(PROBLEM TO SOLVE) Would you transcribe the listing that follows, character for character, and omit its images?

-------- TASK MATERIAL

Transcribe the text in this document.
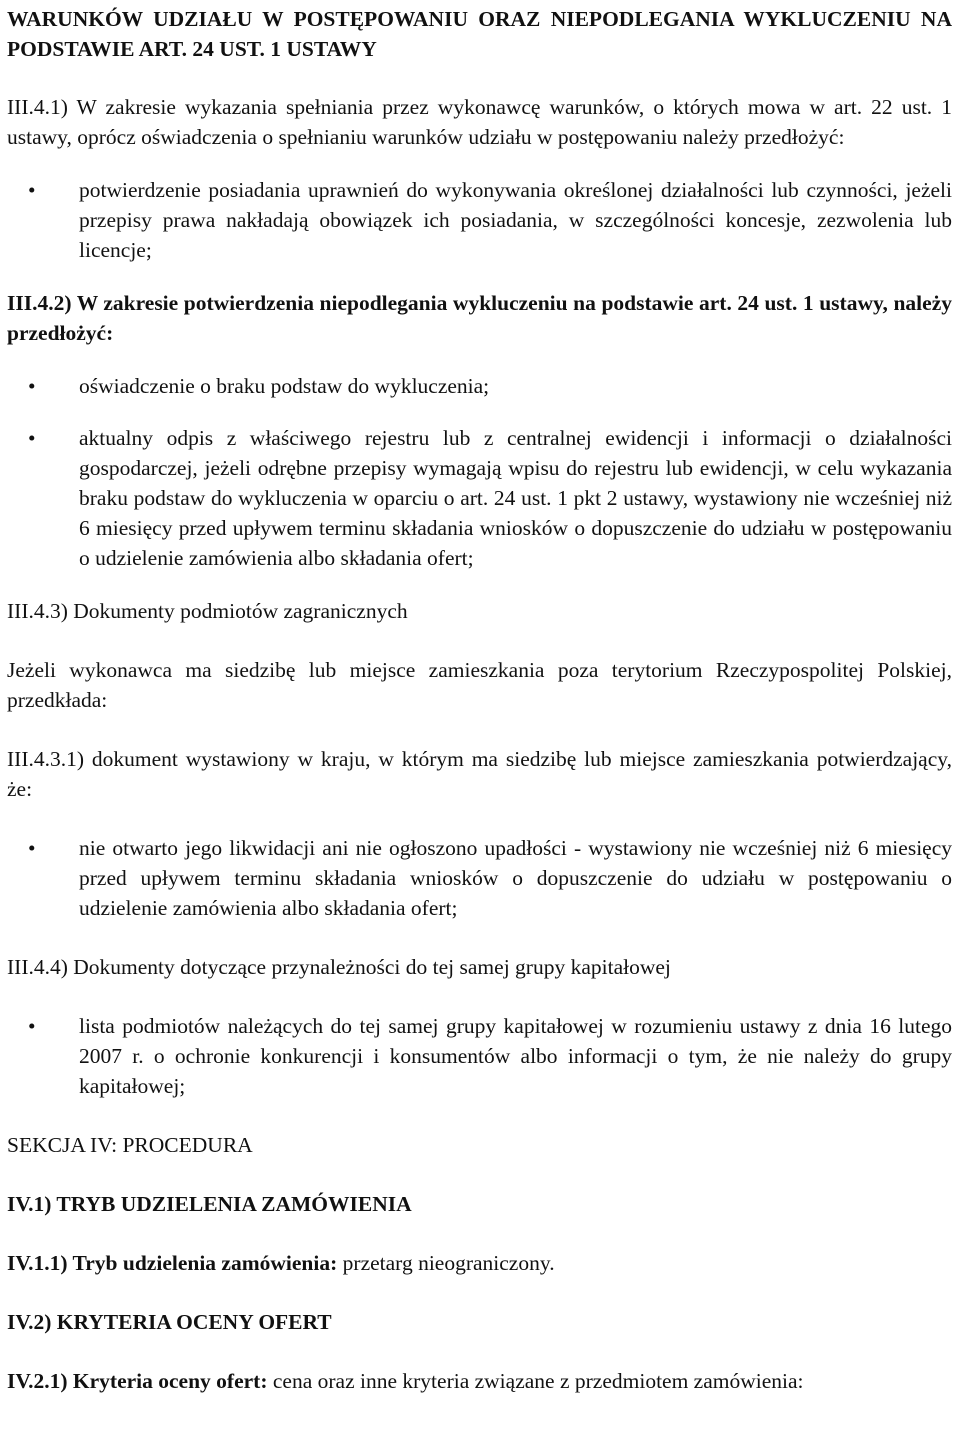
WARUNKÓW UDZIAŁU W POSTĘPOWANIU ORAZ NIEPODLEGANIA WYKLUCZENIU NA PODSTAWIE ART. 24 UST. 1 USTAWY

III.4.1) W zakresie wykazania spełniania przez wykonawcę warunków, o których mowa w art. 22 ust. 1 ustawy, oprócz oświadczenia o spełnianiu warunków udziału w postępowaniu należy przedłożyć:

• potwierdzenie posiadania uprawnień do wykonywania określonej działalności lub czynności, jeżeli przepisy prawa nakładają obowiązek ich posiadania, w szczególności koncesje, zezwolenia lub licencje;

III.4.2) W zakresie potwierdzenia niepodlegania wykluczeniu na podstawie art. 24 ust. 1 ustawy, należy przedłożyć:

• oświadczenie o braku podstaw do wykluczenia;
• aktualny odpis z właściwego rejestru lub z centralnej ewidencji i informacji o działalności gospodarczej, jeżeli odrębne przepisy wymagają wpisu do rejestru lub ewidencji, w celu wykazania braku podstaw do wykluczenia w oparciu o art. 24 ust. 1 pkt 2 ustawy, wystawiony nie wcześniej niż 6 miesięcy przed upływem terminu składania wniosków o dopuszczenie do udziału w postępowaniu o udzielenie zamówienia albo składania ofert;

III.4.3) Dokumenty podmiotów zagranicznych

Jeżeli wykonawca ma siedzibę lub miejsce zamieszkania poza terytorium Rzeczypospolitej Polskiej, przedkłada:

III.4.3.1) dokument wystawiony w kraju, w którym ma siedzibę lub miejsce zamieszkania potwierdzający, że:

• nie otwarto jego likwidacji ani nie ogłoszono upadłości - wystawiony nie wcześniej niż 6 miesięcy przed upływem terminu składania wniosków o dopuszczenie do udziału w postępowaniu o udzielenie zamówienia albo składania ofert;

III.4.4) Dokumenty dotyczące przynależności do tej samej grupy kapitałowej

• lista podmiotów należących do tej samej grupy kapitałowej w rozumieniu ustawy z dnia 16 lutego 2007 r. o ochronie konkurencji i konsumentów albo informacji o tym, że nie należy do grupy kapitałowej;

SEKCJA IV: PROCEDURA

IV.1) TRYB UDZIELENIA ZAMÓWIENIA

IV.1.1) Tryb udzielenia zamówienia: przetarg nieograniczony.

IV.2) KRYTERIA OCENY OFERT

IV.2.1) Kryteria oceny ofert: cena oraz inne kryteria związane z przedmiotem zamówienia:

----------------

(EXERCISE RESPONSE)
Transcribe the text in this document.
WARUNKÓW UDZIAŁU W POSTĘPOWANIU ORAZ NIEPODLEGANIA WYKLUCZENIU NA PODSTAWIE ART. 24 UST. 1 USTAWY

III.4.1) W zakresie wykazania spełniania przez wykonawcę warunków, o których mowa w art. 22 ust. 1 ustawy, oprócz oświadczenia o spełnianiu warunków udziału w postępowaniu należy przedłożyć:

• potwierdzenie posiadania uprawnień do wykonywania określonej działalności lub czynności, jeżeli przepisy prawa nakładają obowiązek ich posiadania, w szczególności koncesje, zezwolenia lub licencje;

III.4.2) W zakresie potwierdzenia niepodlegania wykluczeniu na podstawie art. 24 ust. 1 ustawy, należy przedłożyć:

• oświadczenie o braku podstaw do wykluczenia;
• aktualny odpis z właściwego rejestru lub z centralnej ewidencji i informacji o działalności gospodarczej, jeżeli odrębne przepisy wymagają wpisu do rejestru lub ewidencji, w celu wykazania braku podstaw do wykluczenia w oparciu o art. 24 ust. 1 pkt 2 ustawy, wystawiony nie wcześniej niż 6 miesięcy przed upływem terminu składania wniosków o dopuszczenie do udziału w postępowaniu o udzielenie zamówienia albo składania ofert;

III.4.3) Dokumenty podmiotów zagranicznych

Jeżeli wykonawca ma siedzibę lub miejsce zamieszkania poza terytorium Rzeczypospolitej Polskiej, przedkłada:

III.4.3.1) dokument wystawiony w kraju, w którym ma siedzibę lub miejsce zamieszkania potwierdzający, że:

• nie otwarto jego likwidacji ani nie ogłoszono upadłości - wystawiony nie wcześniej niż 6 miesięcy przed upływem terminu składania wniosków o dopuszczenie do udziału w postępowaniu o udzielenie zamówienia albo składania ofert;

III.4.4) Dokumenty dotyczące przynależności do tej samej grupy kapitałowej

• lista podmiotów należących do tej samej grupy kapitałowej w rozumieniu ustawy z dnia 16 lutego 2007 r. o ochronie konkurencji i konsumentów albo informacji o tym, że nie należy do grupy kapitałowej;

SEKCJA IV: PROCEDURA

IV.1) TRYB UDZIELENIA ZAMÓWIENIA

IV.1.1) Tryb udzielenia zamówienia: przetarg nieograniczony.

IV.2) KRYTERIA OCENY OFERT

IV.2.1) Kryteria oceny ofert: cena oraz inne kryteria związane z przedmiotem zamówienia:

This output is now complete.